__Job__
Your task is to copy every line of this material exactly.
══════
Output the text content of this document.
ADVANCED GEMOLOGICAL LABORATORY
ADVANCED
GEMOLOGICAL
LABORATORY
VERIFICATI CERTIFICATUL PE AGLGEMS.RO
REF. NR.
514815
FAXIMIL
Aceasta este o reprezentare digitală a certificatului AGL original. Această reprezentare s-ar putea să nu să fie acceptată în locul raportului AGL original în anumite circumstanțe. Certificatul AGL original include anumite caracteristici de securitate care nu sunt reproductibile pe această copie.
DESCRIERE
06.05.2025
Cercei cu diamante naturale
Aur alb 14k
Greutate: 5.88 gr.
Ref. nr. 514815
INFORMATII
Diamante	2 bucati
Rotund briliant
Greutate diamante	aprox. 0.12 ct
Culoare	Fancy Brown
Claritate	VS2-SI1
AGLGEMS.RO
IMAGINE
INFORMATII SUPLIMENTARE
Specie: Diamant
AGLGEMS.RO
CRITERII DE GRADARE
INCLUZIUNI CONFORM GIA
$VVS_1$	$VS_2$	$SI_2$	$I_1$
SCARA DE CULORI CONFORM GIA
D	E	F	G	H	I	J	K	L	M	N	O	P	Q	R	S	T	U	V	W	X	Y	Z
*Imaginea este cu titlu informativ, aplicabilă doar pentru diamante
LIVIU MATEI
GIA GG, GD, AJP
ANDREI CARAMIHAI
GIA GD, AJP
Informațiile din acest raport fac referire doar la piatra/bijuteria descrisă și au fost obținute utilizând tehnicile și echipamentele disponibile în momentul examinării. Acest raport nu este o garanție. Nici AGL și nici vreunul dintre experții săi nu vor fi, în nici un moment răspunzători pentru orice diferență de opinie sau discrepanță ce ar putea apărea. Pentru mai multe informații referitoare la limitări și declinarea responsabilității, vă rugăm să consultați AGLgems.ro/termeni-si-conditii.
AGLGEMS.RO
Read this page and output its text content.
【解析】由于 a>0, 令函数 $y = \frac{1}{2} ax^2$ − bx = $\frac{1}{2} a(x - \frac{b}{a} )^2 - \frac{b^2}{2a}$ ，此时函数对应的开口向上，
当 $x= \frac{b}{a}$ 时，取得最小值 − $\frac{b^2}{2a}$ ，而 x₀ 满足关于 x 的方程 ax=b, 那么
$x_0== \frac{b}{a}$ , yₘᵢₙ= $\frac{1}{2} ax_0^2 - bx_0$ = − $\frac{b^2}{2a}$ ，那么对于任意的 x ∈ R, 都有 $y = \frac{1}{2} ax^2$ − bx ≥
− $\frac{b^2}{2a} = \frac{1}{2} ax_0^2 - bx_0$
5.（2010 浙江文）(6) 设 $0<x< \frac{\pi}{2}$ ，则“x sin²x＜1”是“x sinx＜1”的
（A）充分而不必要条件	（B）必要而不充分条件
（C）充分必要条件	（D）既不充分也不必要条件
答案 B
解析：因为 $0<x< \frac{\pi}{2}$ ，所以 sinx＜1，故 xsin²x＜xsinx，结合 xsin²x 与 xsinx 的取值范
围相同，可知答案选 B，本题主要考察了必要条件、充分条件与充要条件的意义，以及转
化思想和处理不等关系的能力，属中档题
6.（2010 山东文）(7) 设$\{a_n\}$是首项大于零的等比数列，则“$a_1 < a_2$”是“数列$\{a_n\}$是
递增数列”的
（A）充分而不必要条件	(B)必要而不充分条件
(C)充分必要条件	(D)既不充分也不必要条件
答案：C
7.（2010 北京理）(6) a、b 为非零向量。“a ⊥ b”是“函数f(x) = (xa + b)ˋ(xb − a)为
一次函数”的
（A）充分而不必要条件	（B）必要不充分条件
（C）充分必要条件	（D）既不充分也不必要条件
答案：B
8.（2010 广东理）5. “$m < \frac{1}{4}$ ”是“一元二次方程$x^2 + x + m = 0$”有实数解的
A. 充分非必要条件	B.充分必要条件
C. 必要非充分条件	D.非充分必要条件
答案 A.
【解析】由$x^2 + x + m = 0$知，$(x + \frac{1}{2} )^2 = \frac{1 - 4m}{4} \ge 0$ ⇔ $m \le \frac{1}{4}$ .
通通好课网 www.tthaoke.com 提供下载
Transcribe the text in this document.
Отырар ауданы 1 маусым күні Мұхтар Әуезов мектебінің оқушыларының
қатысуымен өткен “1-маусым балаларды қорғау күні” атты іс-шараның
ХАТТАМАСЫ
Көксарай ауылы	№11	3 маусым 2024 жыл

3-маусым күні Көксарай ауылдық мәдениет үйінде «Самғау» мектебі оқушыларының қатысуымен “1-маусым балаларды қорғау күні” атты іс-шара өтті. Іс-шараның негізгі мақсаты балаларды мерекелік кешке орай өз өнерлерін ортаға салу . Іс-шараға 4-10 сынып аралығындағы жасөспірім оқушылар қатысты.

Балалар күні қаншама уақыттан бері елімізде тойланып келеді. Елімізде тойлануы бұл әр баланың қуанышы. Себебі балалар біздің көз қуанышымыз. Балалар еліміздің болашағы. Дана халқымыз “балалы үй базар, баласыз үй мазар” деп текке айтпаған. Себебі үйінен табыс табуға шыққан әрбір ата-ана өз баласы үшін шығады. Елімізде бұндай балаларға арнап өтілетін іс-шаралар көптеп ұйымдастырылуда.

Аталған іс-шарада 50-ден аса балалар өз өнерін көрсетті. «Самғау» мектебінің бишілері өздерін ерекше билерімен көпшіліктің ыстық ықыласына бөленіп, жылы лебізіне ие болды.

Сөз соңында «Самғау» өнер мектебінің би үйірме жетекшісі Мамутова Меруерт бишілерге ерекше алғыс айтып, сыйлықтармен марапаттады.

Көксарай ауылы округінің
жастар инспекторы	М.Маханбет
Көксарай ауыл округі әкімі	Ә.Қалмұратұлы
══════
__Answer for this exercise__
Output the text content of this document.
ADVANCED GEMOLOGICAL LABORATORY
ADVANCED
GEMOLOGICAL
LABORATORY
VERIFICATI CERTIFICATUL PE AGLGEMS.RO
REF. NR.
514815
FAXIMIL
Aceasta este o reprezentare digitală a certificatului AGL original. Această reprezentare s-ar putea să nu să fie acceptată în locul raportului AGL original în anumite circumstanțe. Certificatul AGL original include anumite caracteristici de securitate care nu sunt reproductibile pe această copie.
DESCRIERE
06.05.2025
Cercei cu diamante naturale
Aur alb 14k
Greutate: 5.88 gr.
Ref. nr. 514815
INFORMATII
Diamante	2 bucati
Rotund briliant
Greutate diamante	aprox. 0.12 ct
Culoare	Fancy Brown
Claritate	VS2-SI1
AGLGEMS.RO
IMAGINE
INFORMATII SUPLIMENTARE
Specie: Diamant
AGLGEMS.RO
CRITERII DE GRADARE
INCLUZIUNI CONFORM GIA
$VVS_1$	$VS_2$	$SI_2$	$I_1$
SCARA DE CULORI CONFORM GIA
D	E	F	G	H	I	J	K	L	M	N	O	P	Q	R	S	T	U	V	W	X	Y	Z
*Imaginea este cu titlu informativ, aplicabilă doar pentru diamante
LIVIU MATEI
GIA GG, GD, AJP
ANDREI CARAMIHAI
GIA GD, AJP
Informațiile din acest raport fac referire doar la piatra/bijuteria descrisă și au fost obținute utilizând tehnicile și echipamentele disponibile în momentul examinării. Acest raport nu este o garanție. Nici AGL și nici vreunul dintre experții săi nu vor fi, în nici un moment răspunzători pentru orice diferență de opinie sau discrepanță ce ar putea apărea. Pentru mai multe informații referitoare la limitări și declinarea responsabilității, vă rugăm să consultați AGLgems.ro/termeni-si-conditii.
AGLGEMS.RO
Read this page and output its text content.
【解析】由于 a>0, 令函数 $y = \frac{1}{2} ax^2$ − bx = $\frac{1}{2} a(x - \frac{b}{a} )^2 - \frac{b^2}{2a}$ ，此时函数对应的开口向上，
当 $x= \frac{b}{a}$ 时，取得最小值 − $\frac{b^2}{2a}$ ，而 x₀ 满足关于 x 的方程 ax=b, 那么
$x_0== \frac{b}{a}$ , yₘᵢₙ= $\frac{1}{2} ax_0^2 - bx_0$ = − $\frac{b^2}{2a}$ ，那么对于任意的 x ∈ R, 都有 $y = \frac{1}{2} ax^2$ − bx ≥
− $\frac{b^2}{2a} = \frac{1}{2} ax_0^2 - bx_0$
5.（2010 浙江文）(6) 设 $0<x< \frac{\pi}{2}$ ，则“x sin²x＜1”是“x sinx＜1”的
（A）充分而不必要条件	（B）必要而不充分条件
（C）充分必要条件	（D）既不充分也不必要条件
答案 B
解析：因为 $0<x< \frac{\pi}{2}$ ，所以 sinx＜1，故 xsin²x＜xsinx，结合 xsin²x 与 xsinx 的取值范
围相同，可知答案选 B，本题主要考察了必要条件、充分条件与充要条件的意义，以及转
化思想和处理不等关系的能力，属中档题
6.（2010 山东文）(7) 设$\{a_n\}$是首项大于零的等比数列，则“$a_1 < a_2$”是“数列$\{a_n\}$是
递增数列”的
（A）充分而不必要条件	(B)必要而不充分条件
(C)充分必要条件	(D)既不充分也不必要条件
答案：C
7.（2010 北京理）(6) a、b 为非零向量。“a ⊥ b”是“函数f(x) = (xa + b)ˋ(xb − a)为
一次函数”的
（A）充分而不必要条件	（B）必要不充分条件
（C）充分必要条件	（D）既不充分也不必要条件
答案：B
8.（2010 广东理）5. “$m < \frac{1}{4}$ ”是“一元二次方程$x^2 + x + m = 0$”有实数解的
A. 充分非必要条件	B.充分必要条件
C. 必要非充分条件	D.非充分必要条件
答案 A.
【解析】由$x^2 + x + m = 0$知，$(x + \frac{1}{2} )^2 = \frac{1 - 4m}{4} \ge 0$ ⇔ $m \le \frac{1}{4}$ .
通通好课网 www.tthaoke.com 提供下载
Transcribe the text in this document.
Отырар ауданы 1 маусым күні Мұхтар Әуезов мектебінің оқушыларының
қатысуымен өткен “1-маусым балаларды қорғау күні” атты іс-шараның
ХАТТАМАСЫ
Көксарай ауылы	№11	3 маусым 2024 жыл

3-маусым күні Көксарай ауылдық мәдениет үйінде «Самғау» мектебі оқушыларының қатысуымен “1-маусым балаларды қорғау күні” атты іс-шара өтті. Іс-шараның негізгі мақсаты балаларды мерекелік кешке орай өз өнерлерін ортаға салу . Іс-шараға 4-10 сынып аралығындағы жасөспірім оқушылар қатысты.

Балалар күні қаншама уақыттан бері елімізде тойланып келеді. Елімізде тойлануы бұл әр баланың қуанышы. Себебі балалар біздің көз қуанышымыз. Балалар еліміздің болашағы. Дана халқымыз “балалы үй базар, баласыз үй мазар” деп текке айтпаған. Себебі үйінен табыс табуға шыққан әрбір ата-ана өз баласы үшін шығады. Елімізде бұндай балаларға арнап өтілетін іс-шаралар көптеп ұйымдастырылуда.

Аталған іс-шарада 50-ден аса балалар өз өнерін көрсетті. «Самғау» мектебінің бишілері өздерін ерекше билерімен көпшіліктің ыстық ықыласына бөленіп, жылы лебізіне ие болды.

Сөз соңында «Самғау» өнер мектебінің би үйірме жетекшісі Мамутова Меруерт бишілерге ерекше алғыс айтып, сыйлықтармен марапаттады.

Көксарай ауылы округінің
жастар инспекторы	М.Маханбет
Көксарай ауыл округі әкімі	Ә.Қалмұратұлы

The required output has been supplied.